- _Extracted data entries_:

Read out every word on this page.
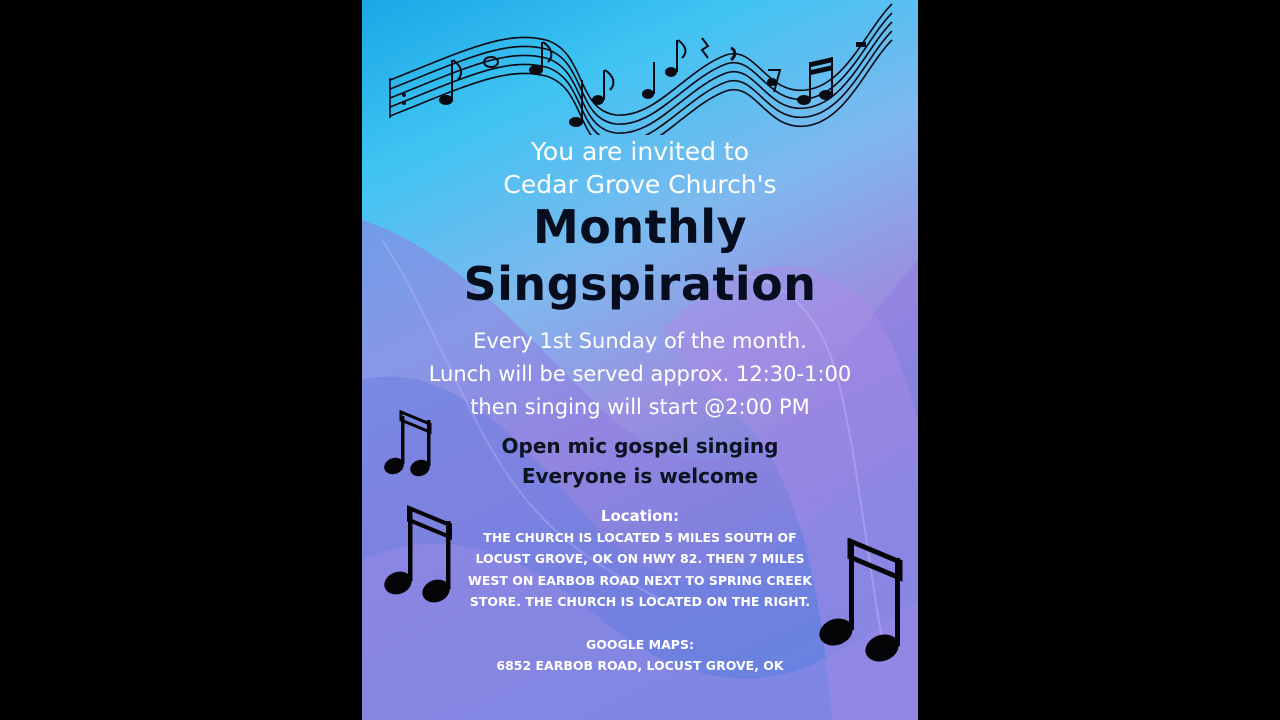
You are invited to

Cedar Grove Church's

Monthly

Singspiration

Every 1st Sunday of the month.

Lunch will be served approx. 12:30-1:00

then singing will start @2:00 PM

Open mic gospel singing

Everyone is welcome

Location:

THE CHURCH IS LOCATED 5 MILES SOUTH OF

LOCUST GROVE, OK ON HWY 82. THEN 7 MILES

WEST ON EARBOB ROAD NEXT TO SPRING CREEK

STORE. THE CHURCH IS LOCATED ON THE RIGHT.

GOOGLE MAPS:

6852 EARBOB ROAD, LOCUST GROVE, OK
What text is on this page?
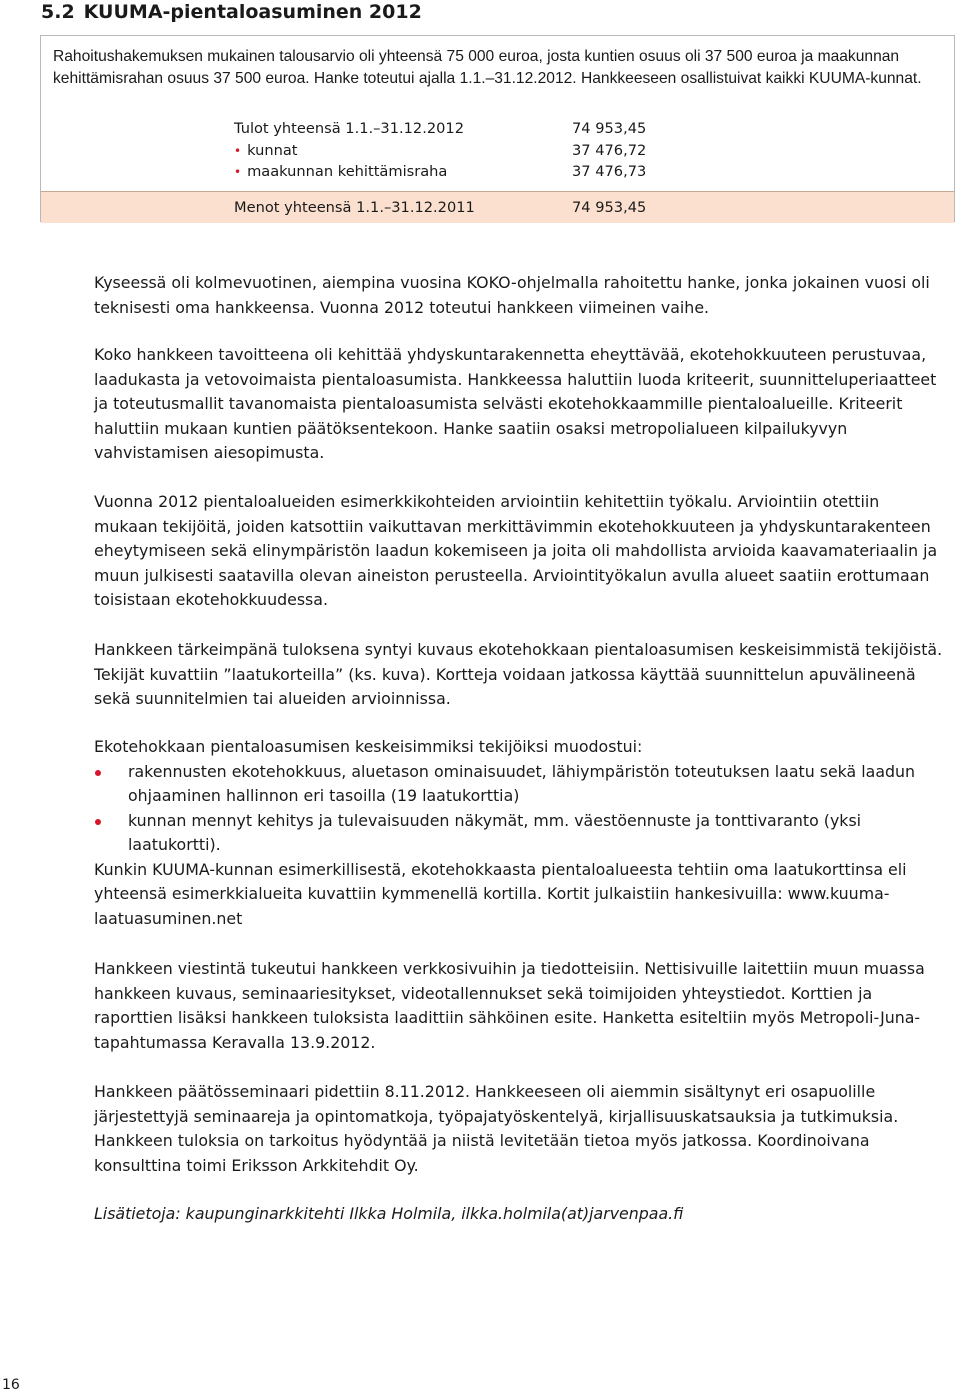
5.2 KUUMA-pientaloasuminen 2012
Rahoitushakemuksen mukainen talousarvio oli yhteensä 75 000 euroa, josta kuntien osuus oli 37 500 euroa ja maakunnan kehittämisrahan osuus 37 500 euroa. Hanke toteutui ajalla 1.1.–31.12.2012. Hankkeeseen osallistuivat kaikki KUUMA-kunnat.
Tulot yhteensä 1.1.–31.12.2012	74 953,45
• kunnat	37 476,72
• maakunnan kehittämisraha	37 476,73
Menot yhteensä 1.1.–31.12.2011	74 953,45

Kyseessä oli kolmevuotinen, aiempina vuosina KOKO-ohjelmalla rahoitettu hanke, jonka jokainen vuosi oli teknisesti oma hankkeensa. Vuonna 2012 toteutui hankkeen viimeinen vaihe.

Koko hankkeen tavoitteena oli kehittää yhdyskuntarakennetta eheyttävää, ekotehokkuuteen perustuvaa, laadukasta ja vetovoimaista pientaloasumista. Hankkeessa haluttiin luoda kriteerit, suunnitteluperiaatteet ja toteutusmallit tavanomaista pientaloasumista selvästi ekotehokkaammille pientaloalueille. Kriteerit haluttiin mukaan kuntien päätöksentekoon. Hanke saatiin osaksi metropolialueen kilpailukyvyn vahvistamisen aiesopimusta.

Vuonna 2012 pientaloalueiden esimerkkikohteiden arviointiin kehitettiin työkalu. Arviointiin otettiin mukaan tekijöitä, joiden katsottiin vaikuttavan merkittävimmin ekotehokkuuteen ja yhdyskuntarakenteen eheytymiseen sekä elinympäristön laadun kokemiseen ja joita oli mahdollista arvioida kaavamateriaalin ja muun julkisesti saatavilla olevan aineiston perusteella. Arviointityökalun avulla alueet saatiin erottumaan toisistaan ekotehokkuudessa.

Hankkeen tärkeimpänä tuloksena syntyi kuvaus ekotehokkaan pientaloasumisen keskeisimmistä tekijöistä. Tekijät kuvattiin ”laatukorteilla” (ks. kuva). Kortteja voidaan jatkossa käyttää suunnittelun apuvälineenä sekä suunnitelmien tai alueiden arvioinnissa.

Ekotehokkaan pientaloasumisen keskeisimmiksi tekijöiksi muodostui:
rakennusten ekotehokkuus, aluetason ominaisuudet, lähiympäristön toteutuksen laatu sekä laadun ohjaaminen hallinnon eri tasoilla (19 laatukorttia)
kunnan mennyt kehitys ja tulevaisuuden näkymät, mm. väestöennuste ja tonttivaranto (yksi laatukortti).
Kunkin KUUMA-kunnan esimerkillisestä, ekotehokkaasta pientaloalueesta tehtiin oma laatukorttinsa eli yhteensä esimerkkialueita kuvattiin kymmenellä kortilla. Kortit julkaistiin hankesivuilla: www.kuuma-laatuasuminen.net

Hankkeen viestintä tukeutui hankkeen verkkosivuihin ja tiedotteisiin. Nettisivuille laitettiin muun muassa hankkeen kuvaus, seminaariesitykset, videotallennukset sekä toimijoiden yhteystiedot. Korttien ja raporttien lisäksi hankkeen tuloksista laadittiin sähköinen esite. Hanketta esiteltiin myös Metropoli-Juna-tapahtumassa Keravalla 13.9.2012.

Hankkeen päätösseminaari pidettiin 8.11.2012. Hankkeeseen oli aiemmin sisältynyt eri osapuolille järjestettyjä seminaareja ja opintomatkoja, työpajatyöskentelyä, kirjallisuuskatsauksia ja tutkimuksia. Hankkeen tuloksia on tarkoitus hyödyntää ja niistä levitetään tietoa myös jatkossa. Koordinoivana konsulttina toimi Eriksson Arkkitehdit Oy.

Lisätietoja: kaupunginarkkitehti Ilkka Holmila, ilkka.holmila(at)jarvenpaa.fi

16
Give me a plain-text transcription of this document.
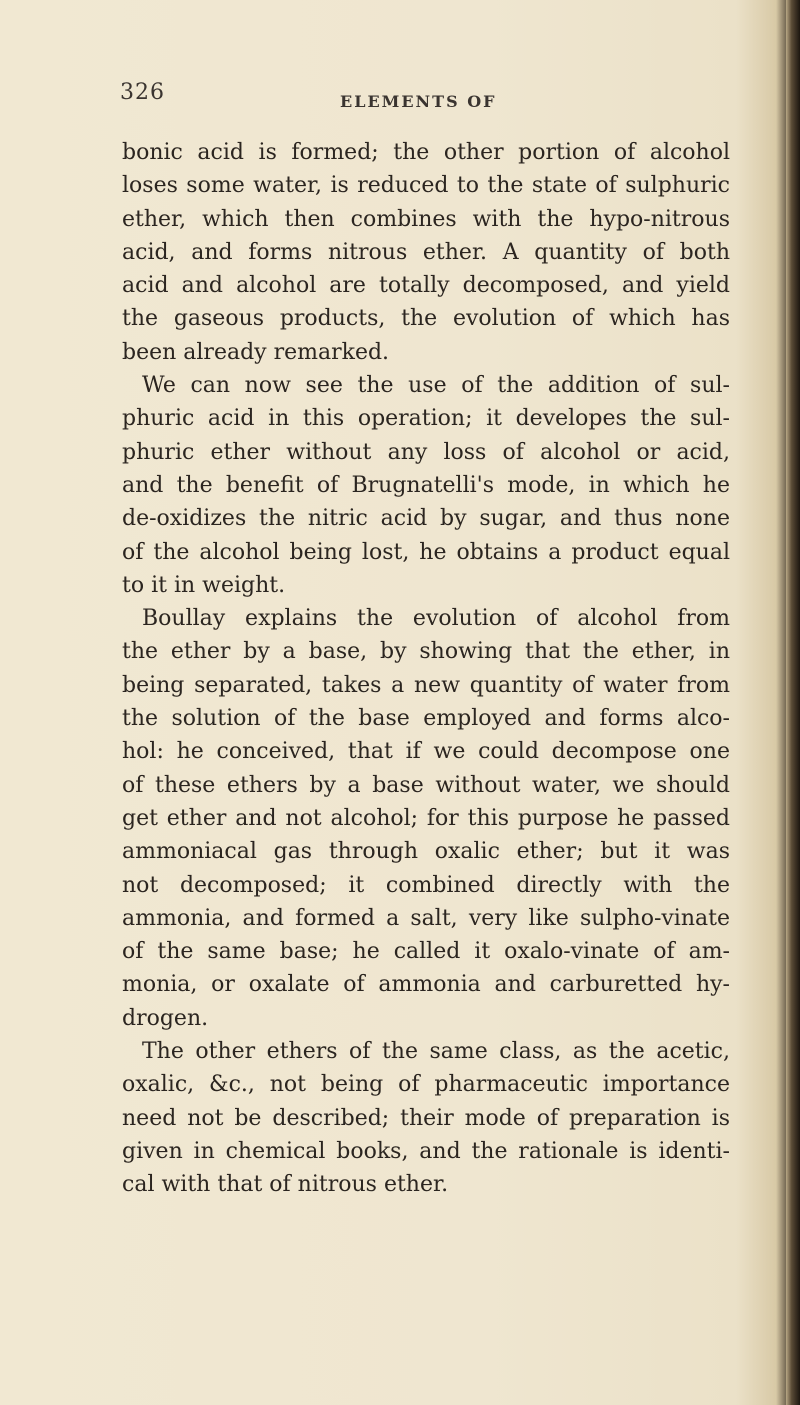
326	ELEMENTS OF
bonic acid is formed; the other portion of alcohol
loses some water, is reduced to the state of sulphuric
ether, which then combines with the hypo-nitrous
acid, and forms nitrous ether. A quantity of both
acid and alcohol are totally decomposed, and yield
the gaseous products, the evolution of which has
been already remarked.
We can now see the use of the addition of sul-
phuric acid in this operation; it developes the sul-
phuric ether without any loss of alcohol or acid,
and the benefit of Brugnatelli's mode, in which he
de-oxidizes the nitric acid by sugar, and thus none
of the alcohol being lost, he obtains a product equal
to it in weight.
Boullay explains the evolution of alcohol from
the ether by a base, by showing that the ether, in
being separated, takes a new quantity of water from
the solution of the base employed and forms alco-
hol: he conceived, that if we could decompose one
of these ethers by a base without water, we should
get ether and not alcohol; for this purpose he passed
ammoniacal gas through oxalic ether; but it was
not decomposed; it combined directly with the
ammonia, and formed a salt, very like sulpho-vinate
of the same base; he called it oxalo-vinate of am-
monia, or oxalate of ammonia and carburetted hy-
drogen.
The other ethers of the same class, as the acetic,
oxalic, &c., not being of pharmaceutic importance
need not be described; their mode of preparation is
given in chemical books, and the rationale is identi-
cal with that of nitrous ether.
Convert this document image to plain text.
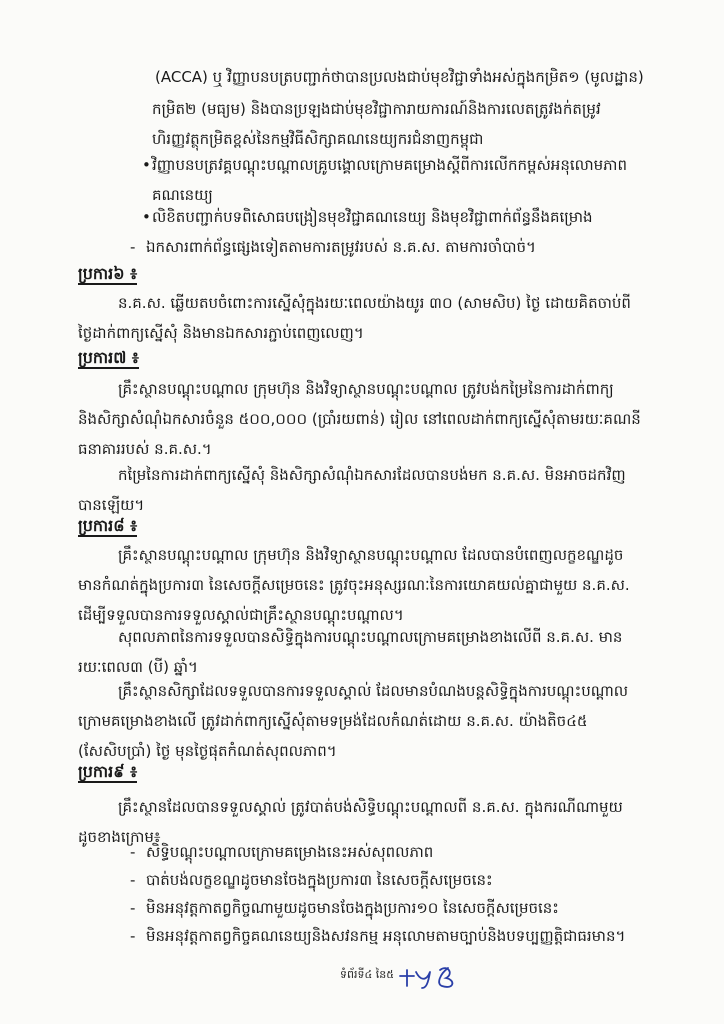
(ACCA) ឬ វិញ្ញាបនបត្របញ្ជាក់ថាបានប្រលងជាប់មុខវិជ្ជាទាំងអស់ក្នុងកម្រិត១ (មូលដ្ឋាន)
កម្រិត២ (មធ្យម) និងបានប្រឡងជាប់មុខវិជ្ជាការាយការណ៍និងការលេតត្រូវងក់តម្រូវ
ហិរញ្ញវត្ថុកម្រិតខ្ពស់នៃកម្មវិធីសិក្សាគណនេយ្យករជំនាញកម្ពុជា
• វិញ្ញាបនបត្រវគ្គបណ្តុះបណ្តាលគ្រូបង្គោលក្រោមគម្រោងស្តីពីការលើកកម្ពស់អនុលោមភាព
គណនេយ្យ
• លិខិតបញ្ជាក់បទពិសោធបង្រៀនមុខវិជ្ជាគណនេយ្យ និងមុខវិជ្ជាពាក់ព័ន្ធនឹងគម្រោង
- ឯកសារពាក់ព័ន្ធផ្សេងទៀតតាមការតម្រូវរបស់ ន.គ.ស. តាមការចាំបាច់។
ប្រការ៦ ៖
ន.គ.ស. ឆ្លើយតបចំពោះការស្នើសុំក្នុងរយៈពេលយ៉ាងយូរ ៣០ (សាមសិប) ថ្ងៃ ដោយគិតចាប់ពី
ថ្ងៃដាក់ពាក្យស្នើសុំ និងមានឯកសារភ្ជាប់ពេញលេញ។
ប្រការ៧ ៖
គ្រឹះស្ថានបណ្តុះបណ្តាល ក្រុមហ៊ុន និងវិទ្យាស្ថានបណ្តុះបណ្តាល ត្រូវបង់កម្រៃនៃការដាក់ពាក្យ
និងសិក្សាសំណុំឯកសារចំនួន ៥០០,០០០ (ប្រាំរយពាន់) រៀល នៅពេលដាក់ពាក្យស្នើសុំតាមរយៈគណនី
ធនាគាររបស់ ន.គ.ស.។
កម្រៃនៃការដាក់ពាក្យស្នើសុំ និងសិក្សាសំណុំឯកសារដែលបានបង់មក ន.គ.ស. មិនអាចដកវិញ
បានឡើយ។
ប្រការ៨ ៖
គ្រឹះស្ថានបណ្តុះបណ្តាល ក្រុមហ៊ុន និងវិទ្យាស្ថានបណ្តុះបណ្តាល ដែលបានបំពេញលក្ខខណ្ឌដូច
មានកំណត់ក្នុងប្រការ៣ នៃសេចក្តីសម្រេចនេះ ត្រូវចុះអនុស្សរណៈនៃការយោគយល់គ្នាជាមួយ ន.គ.ស.
ដើម្បីទទួលបានការទទួលស្គាល់ជាគ្រឹះស្ថានបណ្តុះបណ្តាល។
សុពលភាពនៃការទទួលបានសិទ្ធិក្នុងការបណ្តុះបណ្តាលក្រោមគម្រោងខាងលើពី ន.គ.ស. មាន
រយៈពេល៣ (បី) ឆ្នាំ។
គ្រឹះស្ថានសិក្សាដែលទទួលបានការទទួលស្គាល់ ដែលមានបំណងបន្តសិទ្ធិក្នុងការបណ្តុះបណ្តាល
ក្រោមគម្រោងខាងលើ ត្រូវដាក់ពាក្យស្នើសុំតាមទម្រង់ដែលកំណត់ដោយ ន.គ.ស. យ៉ាងតិច៤៥
(សែសិបប្រាំ) ថ្ងៃ មុនថ្ងៃផុតកំណត់សុពលភាព។
ប្រការ៩ ៖
គ្រឹះស្ថានដែលបានទទួលស្គាល់ ត្រូវបាត់បង់សិទ្ធិបណ្តុះបណ្តាលពី ន.គ.ស. ក្នុងករណីណាមួយ
ដូចខាងក្រោម៖
- សិទ្ធិបណ្តុះបណ្តាលក្រោមគម្រោងនេះអស់សុពលភាព
- បាត់បង់លក្ខខណ្ឌដូចមានចែងក្នុងប្រការ៣ នៃសេចក្តីសម្រេចនេះ
- មិនអនុវត្តកាតព្វកិច្ចណាមួយដូចមានចែងក្នុងប្រការ១០ នៃសេចក្តីសម្រេចនេះ
- មិនអនុវត្តកាតព្វកិច្ចគណនេយ្យនិងសវនកម្ម អនុលោមតាមច្បាប់និងបទប្បញ្ញត្តិជាធរមាន។
ទំព័រទី៤ នៃ៥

- _Exercise task_: Show the lines where the word "Hankkeeseen" appears in the entries.

- _Task response_:
Rahoitushakemuksen mukainen talousarvio oli yhteensä 75 000 euroa, josta kuntien osuus oli 37 500 euroa ja maakunnan kehittämisrahan osuus 37 500 euroa. Hanke toteutui ajalla 1.1.–31.12.2012. Hankkeeseen osallistuivat kaikki KUUMA-kunnat.
Hankkeen päätösseminaari pidettiin 8.11.2012. Hankkeeseen oli aiemmin sisältynyt eri osapuolille järjestettyjä seminaareja ja opintomatkoja, työpajatyöskentelyä, kirjallisuuskatsauksia ja tutkimuksia. Hankkeen tuloksia on tarkoitus hyödyntää ja niistä levitetään tietoa myös jatkossa. Koordinoivana konsulttina toimi Eriksson Arkkitehdit Oy.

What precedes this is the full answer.